WHAT TO DO:
Reproduce all of the records exactly.

INPUT MATERIAL:
* START *

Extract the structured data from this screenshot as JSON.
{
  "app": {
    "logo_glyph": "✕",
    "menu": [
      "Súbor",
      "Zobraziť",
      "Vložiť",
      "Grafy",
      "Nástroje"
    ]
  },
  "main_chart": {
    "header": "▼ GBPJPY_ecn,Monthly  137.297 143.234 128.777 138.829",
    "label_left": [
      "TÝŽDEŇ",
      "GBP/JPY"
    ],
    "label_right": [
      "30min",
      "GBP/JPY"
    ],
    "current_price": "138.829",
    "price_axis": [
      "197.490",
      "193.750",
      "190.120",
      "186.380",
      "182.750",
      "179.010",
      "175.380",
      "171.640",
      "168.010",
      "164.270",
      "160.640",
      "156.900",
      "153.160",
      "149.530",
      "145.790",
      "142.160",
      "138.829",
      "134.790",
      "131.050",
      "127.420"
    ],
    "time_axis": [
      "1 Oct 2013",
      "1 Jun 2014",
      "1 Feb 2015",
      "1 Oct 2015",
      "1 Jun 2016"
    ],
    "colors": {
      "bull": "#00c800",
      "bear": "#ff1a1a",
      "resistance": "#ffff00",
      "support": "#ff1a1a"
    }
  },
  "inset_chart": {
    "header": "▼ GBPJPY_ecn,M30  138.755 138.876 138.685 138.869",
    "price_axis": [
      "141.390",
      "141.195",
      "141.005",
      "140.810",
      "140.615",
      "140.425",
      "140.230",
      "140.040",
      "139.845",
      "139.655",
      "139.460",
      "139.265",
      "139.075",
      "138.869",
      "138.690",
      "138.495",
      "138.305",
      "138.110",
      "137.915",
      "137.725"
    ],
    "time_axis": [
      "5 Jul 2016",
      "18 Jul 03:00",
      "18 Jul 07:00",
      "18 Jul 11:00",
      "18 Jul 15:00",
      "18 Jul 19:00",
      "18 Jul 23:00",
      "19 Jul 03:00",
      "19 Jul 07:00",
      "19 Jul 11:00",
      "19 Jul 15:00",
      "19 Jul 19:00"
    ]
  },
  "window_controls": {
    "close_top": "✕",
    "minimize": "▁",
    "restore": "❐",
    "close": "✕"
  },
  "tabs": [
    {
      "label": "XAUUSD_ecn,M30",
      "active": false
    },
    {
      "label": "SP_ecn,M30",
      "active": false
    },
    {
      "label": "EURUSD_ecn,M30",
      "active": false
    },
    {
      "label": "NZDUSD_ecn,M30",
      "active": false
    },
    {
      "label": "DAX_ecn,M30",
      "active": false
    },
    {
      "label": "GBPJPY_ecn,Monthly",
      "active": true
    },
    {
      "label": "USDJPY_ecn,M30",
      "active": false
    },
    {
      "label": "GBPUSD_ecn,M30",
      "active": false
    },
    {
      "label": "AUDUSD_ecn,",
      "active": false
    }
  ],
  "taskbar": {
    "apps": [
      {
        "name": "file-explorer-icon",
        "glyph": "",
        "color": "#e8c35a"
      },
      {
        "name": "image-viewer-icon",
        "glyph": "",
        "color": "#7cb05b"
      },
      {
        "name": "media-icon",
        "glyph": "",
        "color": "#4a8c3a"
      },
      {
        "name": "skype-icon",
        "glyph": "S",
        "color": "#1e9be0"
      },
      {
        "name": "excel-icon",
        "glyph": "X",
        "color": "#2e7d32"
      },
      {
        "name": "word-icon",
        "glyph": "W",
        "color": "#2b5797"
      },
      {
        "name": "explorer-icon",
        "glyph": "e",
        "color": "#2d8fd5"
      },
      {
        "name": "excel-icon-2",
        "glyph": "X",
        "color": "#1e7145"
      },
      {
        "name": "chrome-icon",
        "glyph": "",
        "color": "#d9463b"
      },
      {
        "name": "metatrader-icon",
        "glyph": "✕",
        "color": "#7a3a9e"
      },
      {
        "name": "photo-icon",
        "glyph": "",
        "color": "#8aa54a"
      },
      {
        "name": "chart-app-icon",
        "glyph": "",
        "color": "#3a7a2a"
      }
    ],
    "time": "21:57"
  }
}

* END *

CORRECT RESULT:
Extract the structured data from this screenshot as JSON.
{
  "app": {
    "logo_glyph": "✕",
    "menu": [
      "Súbor",
      "Zobraziť",
      "Vložiť",
      "Grafy",
      "Nástroje"
    ]
  },
  "main_chart": {
    "header": "▼ GBPJPY_ecn,Monthly  137.297 143.234 128.777 138.829",
    "label_left": [
      "TÝŽDEŇ",
      "GBP/JPY"
    ],
    "label_right": [
      "30min",
      "GBP/JPY"
    ],
    "current_price": "138.829",
    "price_axis": [
      "197.490",
      "193.750",
      "190.120",
      "186.380",
      "182.750",
      "179.010",
      "175.380",
      "171.640",
      "168.010",
      "164.270",
      "160.640",
      "156.900",
      "153.160",
      "149.530",
      "145.790",
      "142.160",
      "138.829",
      "134.790",
      "131.050",
      "127.420"
    ],
    "time_axis": [
      "1 Oct 2013",
      "1 Jun 2014",
      "1 Feb 2015",
      "1 Oct 2015",
      "1 Jun 2016"
    ],
    "colors": {
      "bull": "#00c800",
      "bear": "#ff1a1a",
      "resistance": "#ffff00",
      "support": "#ff1a1a"
    }
  },
  "inset_chart": {
    "header": "▼ GBPJPY_ecn,M30  138.755 138.876 138.685 138.869",
    "price_axis": [
      "141.390",
      "141.195",
      "141.005",
      "140.810",
      "140.615",
      "140.425",
      "140.230",
      "140.040",
      "139.845",
      "139.655",
      "139.460",
      "139.265",
      "139.075",
      "138.869",
      "138.690",
      "138.495",
      "138.305",
      "138.110",
      "137.915",
      "137.725"
    ],
    "time_axis": [
      "5 Jul 2016",
      "18 Jul 03:00",
      "18 Jul 07:00",
      "18 Jul 11:00",
      "18 Jul 15:00",
      "18 Jul 19:00",
      "18 Jul 23:00",
      "19 Jul 03:00",
      "19 Jul 07:00",
      "19 Jul 11:00",
      "19 Jul 15:00",
      "19 Jul 19:00"
    ]
  },
  "window_controls": {
    "close_top": "✕",
    "minimize": "▁",
    "restore": "❐",
    "close": "✕"
  },
  "tabs": [
    {
      "label": "XAUUSD_ecn,M30",
      "active": false
    },
    {
      "label": "SP_ecn,M30",
      "active": false
    },
    {
      "label": "EURUSD_ecn,M30",
      "active": false
    },
    {
      "label": "NZDUSD_ecn,M30",
      "active": false
    },
    {
      "label": "DAX_ecn,M30",
      "active": false
    },
    {
      "label": "GBPJPY_ecn,Monthly",
      "active": true
    },
    {
      "label": "USDJPY_ecn,M30",
      "active": false
    },
    {
      "label": "GBPUSD_ecn,M30",
      "active": false
    },
    {
      "label": "AUDUSD_ecn,",
      "active": false
    }
  ],
  "taskbar": {
    "apps": [
      {
        "name": "file-explorer-icon",
        "glyph": "",
        "color": "#e8c35a"
      },
      {
        "name": "image-viewer-icon",
        "glyph": "",
        "color": "#7cb05b"
      },
      {
        "name": "media-icon",
        "glyph": "",
        "color": "#4a8c3a"
      },
      {
        "name": "skype-icon",
        "glyph": "S",
        "color": "#1e9be0"
      },
      {
        "name": "excel-icon",
        "glyph": "X",
        "color": "#2e7d32"
      },
      {
        "name": "word-icon",
        "glyph": "W",
        "color": "#2b5797"
      },
      {
        "name": "explorer-icon",
        "glyph": "e",
        "color": "#2d8fd5"
      },
      {
        "name": "excel-icon-2",
        "glyph": "X",
        "color": "#1e7145"
      },
      {
        "name": "chrome-icon",
        "glyph": "",
        "color": "#d9463b"
      },
      {
        "name": "metatrader-icon",
        "glyph": "✕",
        "color": "#7a3a9e"
      },
      {
        "name": "photo-icon",
        "glyph": "",
        "color": "#8aa54a"
      },
      {
        "name": "chart-app-icon",
        "glyph": "",
        "color": "#3a7a2a"
      }
    ],
    "time": "21:57"
  }
}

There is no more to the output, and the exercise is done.